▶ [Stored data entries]
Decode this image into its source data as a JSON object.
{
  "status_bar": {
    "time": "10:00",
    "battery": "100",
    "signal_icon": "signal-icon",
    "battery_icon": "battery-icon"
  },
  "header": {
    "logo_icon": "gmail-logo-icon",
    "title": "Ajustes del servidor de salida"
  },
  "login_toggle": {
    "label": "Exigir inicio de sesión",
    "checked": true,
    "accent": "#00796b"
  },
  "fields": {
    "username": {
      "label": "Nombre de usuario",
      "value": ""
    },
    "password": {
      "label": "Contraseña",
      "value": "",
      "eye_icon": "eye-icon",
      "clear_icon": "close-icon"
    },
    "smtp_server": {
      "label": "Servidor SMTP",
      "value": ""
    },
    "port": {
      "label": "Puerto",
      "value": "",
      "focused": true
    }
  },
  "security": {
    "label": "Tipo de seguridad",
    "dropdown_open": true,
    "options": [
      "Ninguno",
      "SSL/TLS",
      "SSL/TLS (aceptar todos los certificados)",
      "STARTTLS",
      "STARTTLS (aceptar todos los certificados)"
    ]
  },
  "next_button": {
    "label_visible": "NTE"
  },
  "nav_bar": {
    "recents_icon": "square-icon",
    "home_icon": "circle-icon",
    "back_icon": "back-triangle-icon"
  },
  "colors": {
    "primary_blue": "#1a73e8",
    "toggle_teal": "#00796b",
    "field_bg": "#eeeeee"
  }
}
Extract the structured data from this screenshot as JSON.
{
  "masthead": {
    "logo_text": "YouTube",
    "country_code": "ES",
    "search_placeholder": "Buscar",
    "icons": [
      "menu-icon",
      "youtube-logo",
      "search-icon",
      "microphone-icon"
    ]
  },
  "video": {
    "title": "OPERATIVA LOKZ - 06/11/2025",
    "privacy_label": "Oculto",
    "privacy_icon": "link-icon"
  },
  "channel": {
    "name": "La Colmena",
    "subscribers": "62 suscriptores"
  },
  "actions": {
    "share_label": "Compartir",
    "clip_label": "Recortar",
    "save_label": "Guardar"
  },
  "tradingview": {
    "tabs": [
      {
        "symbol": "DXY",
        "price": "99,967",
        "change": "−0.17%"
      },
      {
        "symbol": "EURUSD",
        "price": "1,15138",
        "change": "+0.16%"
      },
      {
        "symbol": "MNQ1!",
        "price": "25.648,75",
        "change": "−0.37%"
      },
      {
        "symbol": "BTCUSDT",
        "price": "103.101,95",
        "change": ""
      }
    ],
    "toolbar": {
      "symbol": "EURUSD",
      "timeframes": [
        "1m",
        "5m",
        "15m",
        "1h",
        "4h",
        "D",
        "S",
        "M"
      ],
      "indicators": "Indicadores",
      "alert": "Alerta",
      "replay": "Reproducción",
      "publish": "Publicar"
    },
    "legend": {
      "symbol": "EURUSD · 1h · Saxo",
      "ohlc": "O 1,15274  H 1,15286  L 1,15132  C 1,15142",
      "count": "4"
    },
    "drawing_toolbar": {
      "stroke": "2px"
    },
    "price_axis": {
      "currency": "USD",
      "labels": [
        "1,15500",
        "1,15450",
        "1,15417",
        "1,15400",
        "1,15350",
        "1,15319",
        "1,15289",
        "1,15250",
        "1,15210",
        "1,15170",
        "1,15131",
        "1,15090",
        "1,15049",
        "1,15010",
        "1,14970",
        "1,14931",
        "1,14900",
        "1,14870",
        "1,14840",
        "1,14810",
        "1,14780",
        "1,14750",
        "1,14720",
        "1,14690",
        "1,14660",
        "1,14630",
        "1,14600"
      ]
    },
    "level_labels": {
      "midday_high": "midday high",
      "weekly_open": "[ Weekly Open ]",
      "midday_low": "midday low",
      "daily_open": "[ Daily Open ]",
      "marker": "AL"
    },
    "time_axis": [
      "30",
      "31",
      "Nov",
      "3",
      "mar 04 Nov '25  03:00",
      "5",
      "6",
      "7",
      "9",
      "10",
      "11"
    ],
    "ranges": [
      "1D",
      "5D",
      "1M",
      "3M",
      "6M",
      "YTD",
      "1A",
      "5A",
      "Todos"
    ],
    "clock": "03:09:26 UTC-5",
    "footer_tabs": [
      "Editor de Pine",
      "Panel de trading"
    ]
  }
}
* * *
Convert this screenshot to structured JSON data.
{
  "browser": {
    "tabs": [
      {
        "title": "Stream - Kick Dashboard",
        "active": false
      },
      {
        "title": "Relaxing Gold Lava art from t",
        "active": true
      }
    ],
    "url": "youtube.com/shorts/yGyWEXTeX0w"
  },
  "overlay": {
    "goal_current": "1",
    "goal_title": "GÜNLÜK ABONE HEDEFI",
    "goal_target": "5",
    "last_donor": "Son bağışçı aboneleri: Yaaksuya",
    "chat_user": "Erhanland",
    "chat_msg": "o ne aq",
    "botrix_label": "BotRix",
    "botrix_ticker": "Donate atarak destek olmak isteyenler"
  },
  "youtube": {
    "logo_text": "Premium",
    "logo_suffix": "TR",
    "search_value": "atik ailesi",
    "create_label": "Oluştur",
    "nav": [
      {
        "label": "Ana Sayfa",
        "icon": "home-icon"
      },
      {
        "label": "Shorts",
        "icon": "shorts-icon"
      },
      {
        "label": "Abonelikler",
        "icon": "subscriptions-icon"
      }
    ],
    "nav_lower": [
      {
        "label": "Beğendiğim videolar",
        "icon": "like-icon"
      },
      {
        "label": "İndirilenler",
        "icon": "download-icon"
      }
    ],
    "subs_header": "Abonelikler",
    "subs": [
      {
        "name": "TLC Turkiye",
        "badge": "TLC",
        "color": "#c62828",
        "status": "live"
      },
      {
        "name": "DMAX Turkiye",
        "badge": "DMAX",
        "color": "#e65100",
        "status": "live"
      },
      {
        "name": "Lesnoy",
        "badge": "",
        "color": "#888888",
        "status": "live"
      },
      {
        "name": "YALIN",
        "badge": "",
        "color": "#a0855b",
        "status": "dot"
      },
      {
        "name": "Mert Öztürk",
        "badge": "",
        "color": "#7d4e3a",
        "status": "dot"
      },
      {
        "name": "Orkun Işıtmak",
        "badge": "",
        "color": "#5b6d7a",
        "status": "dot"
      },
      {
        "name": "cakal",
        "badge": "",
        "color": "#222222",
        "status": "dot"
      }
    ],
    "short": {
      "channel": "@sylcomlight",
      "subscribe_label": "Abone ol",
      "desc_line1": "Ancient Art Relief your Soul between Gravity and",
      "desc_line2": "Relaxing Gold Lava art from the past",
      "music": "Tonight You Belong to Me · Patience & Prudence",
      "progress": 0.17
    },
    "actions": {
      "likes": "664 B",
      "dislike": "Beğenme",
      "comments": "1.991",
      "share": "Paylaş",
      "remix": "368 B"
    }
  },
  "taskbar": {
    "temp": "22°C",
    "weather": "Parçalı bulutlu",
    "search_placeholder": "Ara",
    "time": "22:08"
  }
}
==
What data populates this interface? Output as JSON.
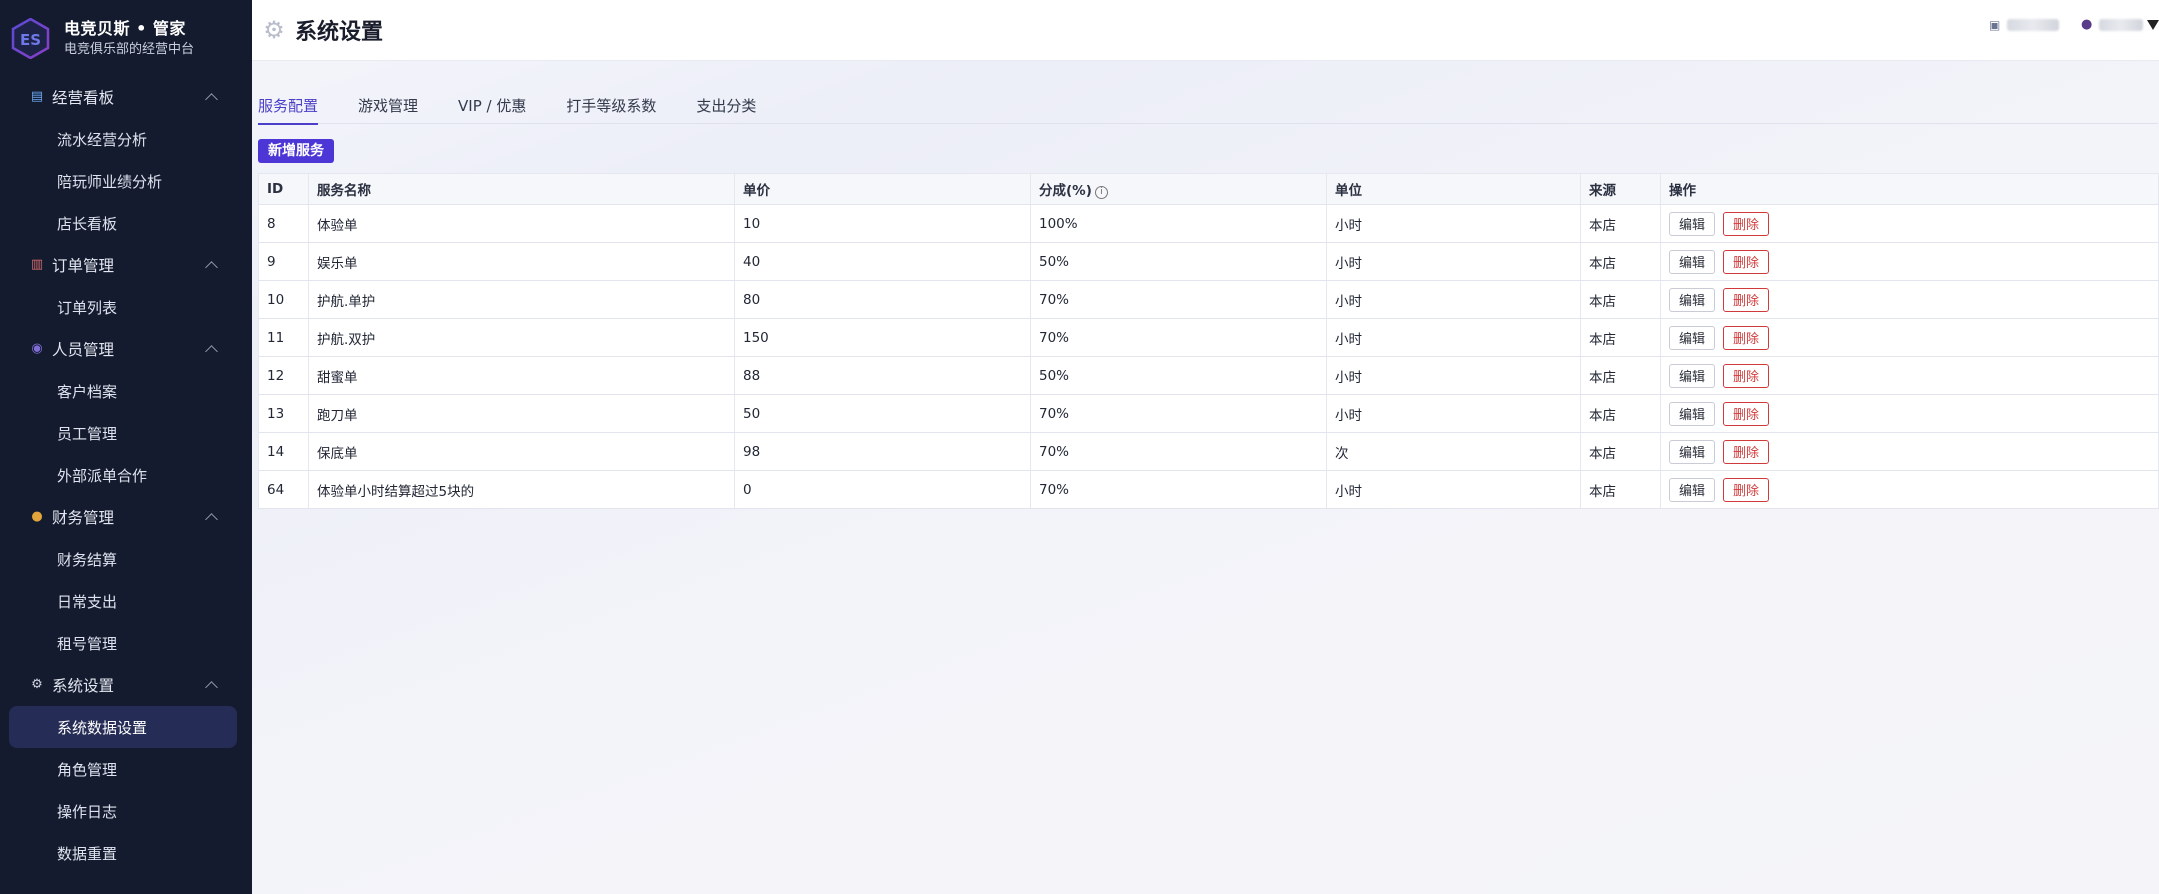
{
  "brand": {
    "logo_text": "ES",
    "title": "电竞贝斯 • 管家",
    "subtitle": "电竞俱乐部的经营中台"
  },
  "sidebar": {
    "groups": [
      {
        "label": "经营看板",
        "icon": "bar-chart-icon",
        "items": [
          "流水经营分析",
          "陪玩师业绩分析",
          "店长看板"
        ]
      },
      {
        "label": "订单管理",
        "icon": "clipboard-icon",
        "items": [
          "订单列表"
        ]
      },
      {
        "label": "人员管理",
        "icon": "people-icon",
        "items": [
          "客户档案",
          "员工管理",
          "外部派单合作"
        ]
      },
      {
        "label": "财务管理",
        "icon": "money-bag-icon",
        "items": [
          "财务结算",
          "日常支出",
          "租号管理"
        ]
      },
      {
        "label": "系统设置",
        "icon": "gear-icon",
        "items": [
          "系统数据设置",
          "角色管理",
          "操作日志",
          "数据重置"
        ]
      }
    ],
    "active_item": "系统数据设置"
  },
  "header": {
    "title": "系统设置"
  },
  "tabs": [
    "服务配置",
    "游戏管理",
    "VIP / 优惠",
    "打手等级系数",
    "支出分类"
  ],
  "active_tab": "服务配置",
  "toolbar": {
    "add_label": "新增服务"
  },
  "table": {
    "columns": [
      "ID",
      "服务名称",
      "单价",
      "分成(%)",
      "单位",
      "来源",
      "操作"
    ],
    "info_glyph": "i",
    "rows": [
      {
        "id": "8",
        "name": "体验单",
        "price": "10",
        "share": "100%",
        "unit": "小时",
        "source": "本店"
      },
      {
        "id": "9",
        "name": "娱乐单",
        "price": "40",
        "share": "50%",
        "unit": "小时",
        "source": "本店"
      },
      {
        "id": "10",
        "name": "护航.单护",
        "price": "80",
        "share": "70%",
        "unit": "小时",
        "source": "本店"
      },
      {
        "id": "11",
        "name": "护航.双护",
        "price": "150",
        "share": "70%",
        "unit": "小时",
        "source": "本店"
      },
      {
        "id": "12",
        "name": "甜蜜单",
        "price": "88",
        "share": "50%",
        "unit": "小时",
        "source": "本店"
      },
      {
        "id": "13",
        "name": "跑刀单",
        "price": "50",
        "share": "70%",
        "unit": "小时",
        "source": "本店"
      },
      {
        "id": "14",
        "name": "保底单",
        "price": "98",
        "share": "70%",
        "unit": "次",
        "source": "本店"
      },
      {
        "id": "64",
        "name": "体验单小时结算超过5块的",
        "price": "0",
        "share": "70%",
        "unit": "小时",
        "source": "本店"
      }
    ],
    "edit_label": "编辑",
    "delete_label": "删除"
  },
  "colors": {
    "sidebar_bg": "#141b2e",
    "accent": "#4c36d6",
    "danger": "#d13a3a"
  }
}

▶ [Description of the task]
Check each line above for the word "JSON" and say how many have it, with nothing else.

▶ [Completed exercise]
4